Below are the entries; output exactly the lines from the one containing "Enumerate this screenshot's" through the final line, inclusive.

--- BEGIN STORED RECORDS ---

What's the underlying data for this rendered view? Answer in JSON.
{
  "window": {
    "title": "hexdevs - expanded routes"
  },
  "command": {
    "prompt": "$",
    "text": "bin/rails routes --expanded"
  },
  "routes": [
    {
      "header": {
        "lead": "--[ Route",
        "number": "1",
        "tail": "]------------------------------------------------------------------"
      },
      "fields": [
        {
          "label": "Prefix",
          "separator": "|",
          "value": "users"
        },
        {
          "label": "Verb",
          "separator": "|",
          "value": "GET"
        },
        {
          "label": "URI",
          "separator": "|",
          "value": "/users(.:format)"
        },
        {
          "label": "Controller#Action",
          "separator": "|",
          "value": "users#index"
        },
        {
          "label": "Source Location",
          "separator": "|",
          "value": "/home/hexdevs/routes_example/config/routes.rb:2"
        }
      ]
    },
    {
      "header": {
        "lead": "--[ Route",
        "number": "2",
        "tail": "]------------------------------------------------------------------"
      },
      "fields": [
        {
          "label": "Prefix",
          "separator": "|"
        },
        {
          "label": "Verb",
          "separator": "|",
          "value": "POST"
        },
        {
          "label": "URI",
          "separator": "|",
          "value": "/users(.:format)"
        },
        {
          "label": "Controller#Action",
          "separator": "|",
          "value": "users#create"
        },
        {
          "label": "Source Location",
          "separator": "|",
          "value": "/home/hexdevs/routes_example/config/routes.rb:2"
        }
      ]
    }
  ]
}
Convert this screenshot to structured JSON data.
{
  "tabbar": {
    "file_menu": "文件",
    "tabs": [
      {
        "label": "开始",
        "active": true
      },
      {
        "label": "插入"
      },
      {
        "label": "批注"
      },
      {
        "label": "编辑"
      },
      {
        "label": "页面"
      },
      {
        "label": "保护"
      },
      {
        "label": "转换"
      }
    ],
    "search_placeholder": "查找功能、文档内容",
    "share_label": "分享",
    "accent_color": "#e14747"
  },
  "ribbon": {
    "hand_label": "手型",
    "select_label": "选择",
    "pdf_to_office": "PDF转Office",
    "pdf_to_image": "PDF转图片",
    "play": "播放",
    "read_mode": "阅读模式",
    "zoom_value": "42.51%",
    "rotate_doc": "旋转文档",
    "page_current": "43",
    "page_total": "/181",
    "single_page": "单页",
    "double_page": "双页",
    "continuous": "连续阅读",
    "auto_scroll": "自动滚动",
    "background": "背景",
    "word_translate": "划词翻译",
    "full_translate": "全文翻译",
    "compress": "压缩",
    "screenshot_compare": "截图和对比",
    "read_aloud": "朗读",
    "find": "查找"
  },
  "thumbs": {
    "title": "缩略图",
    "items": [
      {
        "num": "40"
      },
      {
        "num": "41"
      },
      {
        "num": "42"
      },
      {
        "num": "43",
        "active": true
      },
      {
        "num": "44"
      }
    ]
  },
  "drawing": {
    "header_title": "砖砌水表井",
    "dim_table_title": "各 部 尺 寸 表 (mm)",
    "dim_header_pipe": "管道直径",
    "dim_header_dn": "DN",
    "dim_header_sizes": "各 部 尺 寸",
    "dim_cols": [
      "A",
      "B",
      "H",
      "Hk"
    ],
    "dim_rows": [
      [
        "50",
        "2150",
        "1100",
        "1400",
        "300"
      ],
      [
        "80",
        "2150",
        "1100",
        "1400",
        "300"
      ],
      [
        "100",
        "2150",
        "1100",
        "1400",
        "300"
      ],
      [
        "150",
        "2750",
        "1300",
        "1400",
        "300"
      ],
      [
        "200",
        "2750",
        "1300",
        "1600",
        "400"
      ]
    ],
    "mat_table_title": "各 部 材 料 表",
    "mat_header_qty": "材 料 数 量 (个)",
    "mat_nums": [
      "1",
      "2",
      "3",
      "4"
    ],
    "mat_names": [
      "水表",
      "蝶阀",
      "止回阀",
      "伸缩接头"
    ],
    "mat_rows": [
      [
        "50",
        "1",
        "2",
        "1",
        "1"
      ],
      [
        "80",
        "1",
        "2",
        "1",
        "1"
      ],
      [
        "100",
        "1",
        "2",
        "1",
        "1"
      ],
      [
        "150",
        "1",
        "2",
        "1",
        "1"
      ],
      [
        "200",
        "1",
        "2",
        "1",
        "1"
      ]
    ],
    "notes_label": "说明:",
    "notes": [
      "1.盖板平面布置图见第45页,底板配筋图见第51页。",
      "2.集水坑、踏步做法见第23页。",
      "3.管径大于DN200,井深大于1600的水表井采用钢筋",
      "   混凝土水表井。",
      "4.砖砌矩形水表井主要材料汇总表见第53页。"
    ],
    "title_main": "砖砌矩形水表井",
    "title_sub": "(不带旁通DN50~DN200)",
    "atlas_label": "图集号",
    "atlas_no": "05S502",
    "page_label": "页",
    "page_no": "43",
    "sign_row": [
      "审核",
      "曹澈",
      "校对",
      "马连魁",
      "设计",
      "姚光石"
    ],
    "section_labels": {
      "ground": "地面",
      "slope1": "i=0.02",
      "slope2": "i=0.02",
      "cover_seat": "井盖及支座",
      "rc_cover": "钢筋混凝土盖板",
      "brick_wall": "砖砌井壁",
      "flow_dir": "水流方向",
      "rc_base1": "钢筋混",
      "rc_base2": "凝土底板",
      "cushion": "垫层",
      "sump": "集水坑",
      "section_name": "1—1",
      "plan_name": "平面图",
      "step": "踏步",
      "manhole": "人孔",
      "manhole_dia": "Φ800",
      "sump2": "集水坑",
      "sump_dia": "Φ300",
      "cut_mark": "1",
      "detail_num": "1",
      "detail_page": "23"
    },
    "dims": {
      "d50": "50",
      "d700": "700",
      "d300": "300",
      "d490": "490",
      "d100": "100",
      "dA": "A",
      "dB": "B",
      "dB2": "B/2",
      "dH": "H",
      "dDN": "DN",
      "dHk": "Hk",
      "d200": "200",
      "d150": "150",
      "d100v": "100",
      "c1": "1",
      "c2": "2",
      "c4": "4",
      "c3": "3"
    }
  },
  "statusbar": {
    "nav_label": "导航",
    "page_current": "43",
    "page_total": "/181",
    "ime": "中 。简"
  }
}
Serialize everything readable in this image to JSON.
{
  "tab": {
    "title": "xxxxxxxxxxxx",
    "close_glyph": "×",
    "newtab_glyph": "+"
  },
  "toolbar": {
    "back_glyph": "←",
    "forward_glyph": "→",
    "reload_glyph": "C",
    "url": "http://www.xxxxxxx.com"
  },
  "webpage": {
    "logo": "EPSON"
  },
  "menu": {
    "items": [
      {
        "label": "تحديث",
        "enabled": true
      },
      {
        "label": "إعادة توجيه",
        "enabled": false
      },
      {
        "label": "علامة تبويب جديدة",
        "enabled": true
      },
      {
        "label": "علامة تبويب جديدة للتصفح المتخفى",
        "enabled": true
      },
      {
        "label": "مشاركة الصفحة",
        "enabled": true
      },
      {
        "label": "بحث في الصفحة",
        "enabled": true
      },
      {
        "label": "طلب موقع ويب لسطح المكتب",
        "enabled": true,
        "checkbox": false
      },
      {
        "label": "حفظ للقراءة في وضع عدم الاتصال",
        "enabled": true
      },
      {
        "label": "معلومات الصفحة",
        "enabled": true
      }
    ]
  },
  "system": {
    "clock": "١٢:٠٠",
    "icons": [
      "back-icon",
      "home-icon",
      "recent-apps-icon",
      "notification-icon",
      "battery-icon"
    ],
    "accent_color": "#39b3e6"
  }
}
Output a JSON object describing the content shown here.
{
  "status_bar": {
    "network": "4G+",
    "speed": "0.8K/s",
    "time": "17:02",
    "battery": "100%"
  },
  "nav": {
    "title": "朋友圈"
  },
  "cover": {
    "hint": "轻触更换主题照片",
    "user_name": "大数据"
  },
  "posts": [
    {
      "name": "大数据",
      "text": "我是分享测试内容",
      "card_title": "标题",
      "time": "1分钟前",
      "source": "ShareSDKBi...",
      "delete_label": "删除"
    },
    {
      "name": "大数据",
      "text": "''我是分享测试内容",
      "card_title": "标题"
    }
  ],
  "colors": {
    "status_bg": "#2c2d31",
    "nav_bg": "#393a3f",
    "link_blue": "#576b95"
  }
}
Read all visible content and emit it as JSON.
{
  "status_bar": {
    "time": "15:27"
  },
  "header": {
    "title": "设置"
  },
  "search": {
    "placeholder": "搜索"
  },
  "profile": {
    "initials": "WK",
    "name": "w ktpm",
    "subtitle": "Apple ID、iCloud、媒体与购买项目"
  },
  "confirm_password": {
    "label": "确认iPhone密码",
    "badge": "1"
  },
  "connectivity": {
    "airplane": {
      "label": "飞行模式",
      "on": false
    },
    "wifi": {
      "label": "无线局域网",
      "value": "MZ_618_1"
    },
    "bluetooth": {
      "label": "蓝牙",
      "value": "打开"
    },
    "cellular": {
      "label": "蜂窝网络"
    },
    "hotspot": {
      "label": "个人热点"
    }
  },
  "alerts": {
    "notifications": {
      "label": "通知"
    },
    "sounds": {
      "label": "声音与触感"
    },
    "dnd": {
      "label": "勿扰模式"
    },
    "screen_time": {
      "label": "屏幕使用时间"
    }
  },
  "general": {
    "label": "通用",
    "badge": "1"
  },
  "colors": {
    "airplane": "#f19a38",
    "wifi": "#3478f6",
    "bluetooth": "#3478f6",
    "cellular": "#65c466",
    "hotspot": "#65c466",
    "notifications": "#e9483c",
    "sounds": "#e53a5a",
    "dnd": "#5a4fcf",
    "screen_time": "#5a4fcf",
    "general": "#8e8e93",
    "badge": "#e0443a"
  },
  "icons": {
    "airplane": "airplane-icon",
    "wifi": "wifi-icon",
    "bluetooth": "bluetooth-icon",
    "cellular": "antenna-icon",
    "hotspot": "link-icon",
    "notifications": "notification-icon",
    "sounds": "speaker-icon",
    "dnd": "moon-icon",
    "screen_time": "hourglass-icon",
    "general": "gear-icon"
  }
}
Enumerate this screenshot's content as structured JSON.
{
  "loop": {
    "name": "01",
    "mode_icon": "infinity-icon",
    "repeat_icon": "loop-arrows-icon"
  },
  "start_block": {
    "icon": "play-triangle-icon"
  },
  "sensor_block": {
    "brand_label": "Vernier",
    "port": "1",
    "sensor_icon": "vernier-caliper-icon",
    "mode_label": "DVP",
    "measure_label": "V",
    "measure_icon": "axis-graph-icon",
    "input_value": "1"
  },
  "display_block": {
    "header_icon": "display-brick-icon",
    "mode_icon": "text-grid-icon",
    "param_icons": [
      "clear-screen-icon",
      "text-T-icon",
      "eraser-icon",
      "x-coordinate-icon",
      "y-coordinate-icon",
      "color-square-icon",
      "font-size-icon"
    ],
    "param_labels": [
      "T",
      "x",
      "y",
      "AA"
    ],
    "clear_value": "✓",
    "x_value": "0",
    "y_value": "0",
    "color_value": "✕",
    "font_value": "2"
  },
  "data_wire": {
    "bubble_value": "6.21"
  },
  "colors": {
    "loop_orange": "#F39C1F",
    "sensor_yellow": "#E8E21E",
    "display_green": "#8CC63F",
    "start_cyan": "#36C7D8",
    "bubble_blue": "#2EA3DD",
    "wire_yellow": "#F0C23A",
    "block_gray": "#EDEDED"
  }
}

--- END STORED RECORDS ---

▶ TASK RESPONSE
Enumerate this screenshot's content as structured JSON.
{
  "loop": {
    "name": "01",
    "mode_icon": "infinity-icon",
    "repeat_icon": "loop-arrows-icon"
  },
  "start_block": {
    "icon": "play-triangle-icon"
  },
  "sensor_block": {
    "brand_label": "Vernier",
    "port": "1",
    "sensor_icon": "vernier-caliper-icon",
    "mode_label": "DVP",
    "measure_label": "V",
    "measure_icon": "axis-graph-icon",
    "input_value": "1"
  },
  "display_block": {
    "header_icon": "display-brick-icon",
    "mode_icon": "text-grid-icon",
    "param_icons": [
      "clear-screen-icon",
      "text-T-icon",
      "eraser-icon",
      "x-coordinate-icon",
      "y-coordinate-icon",
      "color-square-icon",
      "font-size-icon"
    ],
    "param_labels": [
      "T",
      "x",
      "y",
      "AA"
    ],
    "clear_value": "✓",
    "x_value": "0",
    "y_value": "0",
    "color_value": "✕",
    "font_value": "2"
  },
  "data_wire": {
    "bubble_value": "6.21"
  },
  "colors": {
    "loop_orange": "#F39C1F",
    "sensor_yellow": "#E8E21E",
    "display_green": "#8CC63F",
    "start_cyan": "#36C7D8",
    "bubble_blue": "#2EA3DD",
    "wire_yellow": "#F0C23A",
    "block_gray": "#EDEDED"
  }
}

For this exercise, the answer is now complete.